▸ STATED PROBLEM
Write out the records below once more, exactly as they stand.

[Stored data]
───
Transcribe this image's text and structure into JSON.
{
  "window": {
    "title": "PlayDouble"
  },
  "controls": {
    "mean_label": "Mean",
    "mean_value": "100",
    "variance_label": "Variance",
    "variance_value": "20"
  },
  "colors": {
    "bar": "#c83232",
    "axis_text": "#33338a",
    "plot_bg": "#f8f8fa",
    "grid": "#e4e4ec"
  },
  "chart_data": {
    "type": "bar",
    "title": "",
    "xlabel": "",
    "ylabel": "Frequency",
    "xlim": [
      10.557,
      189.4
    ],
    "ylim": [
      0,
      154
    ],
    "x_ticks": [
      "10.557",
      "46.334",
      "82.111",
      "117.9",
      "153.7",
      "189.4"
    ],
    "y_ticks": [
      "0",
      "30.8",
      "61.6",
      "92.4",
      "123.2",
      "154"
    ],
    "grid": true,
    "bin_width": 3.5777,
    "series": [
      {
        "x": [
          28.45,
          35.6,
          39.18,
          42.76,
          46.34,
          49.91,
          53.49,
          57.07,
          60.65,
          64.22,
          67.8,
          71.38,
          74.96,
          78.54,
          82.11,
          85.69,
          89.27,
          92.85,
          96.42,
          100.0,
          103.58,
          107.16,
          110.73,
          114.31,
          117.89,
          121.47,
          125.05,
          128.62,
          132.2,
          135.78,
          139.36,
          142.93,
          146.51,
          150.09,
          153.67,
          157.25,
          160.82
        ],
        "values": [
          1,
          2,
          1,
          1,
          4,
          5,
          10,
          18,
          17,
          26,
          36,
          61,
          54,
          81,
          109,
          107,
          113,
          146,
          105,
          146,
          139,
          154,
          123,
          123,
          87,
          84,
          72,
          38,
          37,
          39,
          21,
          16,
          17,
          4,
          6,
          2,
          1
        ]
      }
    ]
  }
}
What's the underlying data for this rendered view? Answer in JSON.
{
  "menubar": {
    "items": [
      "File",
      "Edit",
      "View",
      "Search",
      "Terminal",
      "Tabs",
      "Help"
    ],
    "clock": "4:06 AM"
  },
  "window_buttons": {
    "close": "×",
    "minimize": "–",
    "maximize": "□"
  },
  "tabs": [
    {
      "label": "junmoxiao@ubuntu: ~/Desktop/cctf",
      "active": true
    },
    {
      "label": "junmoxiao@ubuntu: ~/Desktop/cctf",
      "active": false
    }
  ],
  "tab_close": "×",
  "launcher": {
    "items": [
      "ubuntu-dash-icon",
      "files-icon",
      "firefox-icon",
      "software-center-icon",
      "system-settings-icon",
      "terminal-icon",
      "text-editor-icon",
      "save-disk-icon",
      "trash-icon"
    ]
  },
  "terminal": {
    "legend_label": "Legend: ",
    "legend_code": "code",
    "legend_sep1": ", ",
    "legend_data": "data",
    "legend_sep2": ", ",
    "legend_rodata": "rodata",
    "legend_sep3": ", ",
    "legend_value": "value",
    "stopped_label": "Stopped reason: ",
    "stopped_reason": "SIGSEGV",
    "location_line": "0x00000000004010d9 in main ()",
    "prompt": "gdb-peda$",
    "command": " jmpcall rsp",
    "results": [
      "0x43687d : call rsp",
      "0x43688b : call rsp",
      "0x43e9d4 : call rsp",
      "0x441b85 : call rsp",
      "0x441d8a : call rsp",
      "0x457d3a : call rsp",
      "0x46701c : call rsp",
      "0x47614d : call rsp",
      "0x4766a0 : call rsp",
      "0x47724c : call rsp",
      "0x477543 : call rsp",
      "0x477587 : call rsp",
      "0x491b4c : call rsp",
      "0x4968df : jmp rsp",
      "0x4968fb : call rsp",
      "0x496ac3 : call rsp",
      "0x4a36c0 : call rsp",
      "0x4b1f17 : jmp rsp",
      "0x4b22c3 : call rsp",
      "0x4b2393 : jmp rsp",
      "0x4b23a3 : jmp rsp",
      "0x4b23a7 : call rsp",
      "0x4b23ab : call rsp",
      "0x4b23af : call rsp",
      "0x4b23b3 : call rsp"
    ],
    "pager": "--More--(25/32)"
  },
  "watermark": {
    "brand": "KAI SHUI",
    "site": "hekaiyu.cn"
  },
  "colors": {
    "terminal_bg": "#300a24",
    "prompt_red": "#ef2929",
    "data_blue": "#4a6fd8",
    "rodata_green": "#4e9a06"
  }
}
───
▸ EXPECTED ANSWER
Transcribe this image's text and structure into JSON.
{
  "window": {
    "title": "PlayDouble"
  },
  "controls": {
    "mean_label": "Mean",
    "mean_value": "100",
    "variance_label": "Variance",
    "variance_value": "20"
  },
  "colors": {
    "bar": "#c83232",
    "axis_text": "#33338a",
    "plot_bg": "#f8f8fa",
    "grid": "#e4e4ec"
  },
  "chart_data": {
    "type": "bar",
    "title": "",
    "xlabel": "",
    "ylabel": "Frequency",
    "xlim": [
      10.557,
      189.4
    ],
    "ylim": [
      0,
      154
    ],
    "x_ticks": [
      "10.557",
      "46.334",
      "82.111",
      "117.9",
      "153.7",
      "189.4"
    ],
    "y_ticks": [
      "0",
      "30.8",
      "61.6",
      "92.4",
      "123.2",
      "154"
    ],
    "grid": true,
    "bin_width": 3.5777,
    "series": [
      {
        "x": [
          28.45,
          35.6,
          39.18,
          42.76,
          46.34,
          49.91,
          53.49,
          57.07,
          60.65,
          64.22,
          67.8,
          71.38,
          74.96,
          78.54,
          82.11,
          85.69,
          89.27,
          92.85,
          96.42,
          100.0,
          103.58,
          107.16,
          110.73,
          114.31,
          117.89,
          121.47,
          125.05,
          128.62,
          132.2,
          135.78,
          139.36,
          142.93,
          146.51,
          150.09,
          153.67,
          157.25,
          160.82
        ],
        "values": [
          1,
          2,
          1,
          1,
          4,
          5,
          10,
          18,
          17,
          26,
          36,
          61,
          54,
          81,
          109,
          107,
          113,
          146,
          105,
          146,
          139,
          154,
          123,
          123,
          87,
          84,
          72,
          38,
          37,
          39,
          21,
          16,
          17,
          4,
          6,
          2,
          1
        ]
      }
    ]
  }
}
What's the underlying data for this rendered view? Answer in JSON.
{
  "menubar": {
    "items": [
      "File",
      "Edit",
      "View",
      "Search",
      "Terminal",
      "Tabs",
      "Help"
    ],
    "clock": "4:06 AM"
  },
  "window_buttons": {
    "close": "×",
    "minimize": "–",
    "maximize": "□"
  },
  "tabs": [
    {
      "label": "junmoxiao@ubuntu: ~/Desktop/cctf",
      "active": true
    },
    {
      "label": "junmoxiao@ubuntu: ~/Desktop/cctf",
      "active": false
    }
  ],
  "tab_close": "×",
  "launcher": {
    "items": [
      "ubuntu-dash-icon",
      "files-icon",
      "firefox-icon",
      "software-center-icon",
      "system-settings-icon",
      "terminal-icon",
      "text-editor-icon",
      "save-disk-icon",
      "trash-icon"
    ]
  },
  "terminal": {
    "legend_label": "Legend: ",
    "legend_code": "code",
    "legend_sep1": ", ",
    "legend_data": "data",
    "legend_sep2": ", ",
    "legend_rodata": "rodata",
    "legend_sep3": ", ",
    "legend_value": "value",
    "stopped_label": "Stopped reason: ",
    "stopped_reason": "SIGSEGV",
    "location_line": "0x00000000004010d9 in main ()",
    "prompt": "gdb-peda$",
    "command": " jmpcall rsp",
    "results": [
      "0x43687d : call rsp",
      "0x43688b : call rsp",
      "0x43e9d4 : call rsp",
      "0x441b85 : call rsp",
      "0x441d8a : call rsp",
      "0x457d3a : call rsp",
      "0x46701c : call rsp",
      "0x47614d : call rsp",
      "0x4766a0 : call rsp",
      "0x47724c : call rsp",
      "0x477543 : call rsp",
      "0x477587 : call rsp",
      "0x491b4c : call rsp",
      "0x4968df : jmp rsp",
      "0x4968fb : call rsp",
      "0x496ac3 : call rsp",
      "0x4a36c0 : call rsp",
      "0x4b1f17 : jmp rsp",
      "0x4b22c3 : call rsp",
      "0x4b2393 : jmp rsp",
      "0x4b23a3 : jmp rsp",
      "0x4b23a7 : call rsp",
      "0x4b23ab : call rsp",
      "0x4b23af : call rsp",
      "0x4b23b3 : call rsp"
    ],
    "pager": "--More--(25/32)"
  },
  "watermark": {
    "brand": "KAI SHUI",
    "site": "hekaiyu.cn"
  },
  "colors": {
    "terminal_bg": "#300a24",
    "prompt_red": "#ef2929",
    "data_blue": "#4a6fd8",
    "rodata_green": "#4e9a06"
  }
}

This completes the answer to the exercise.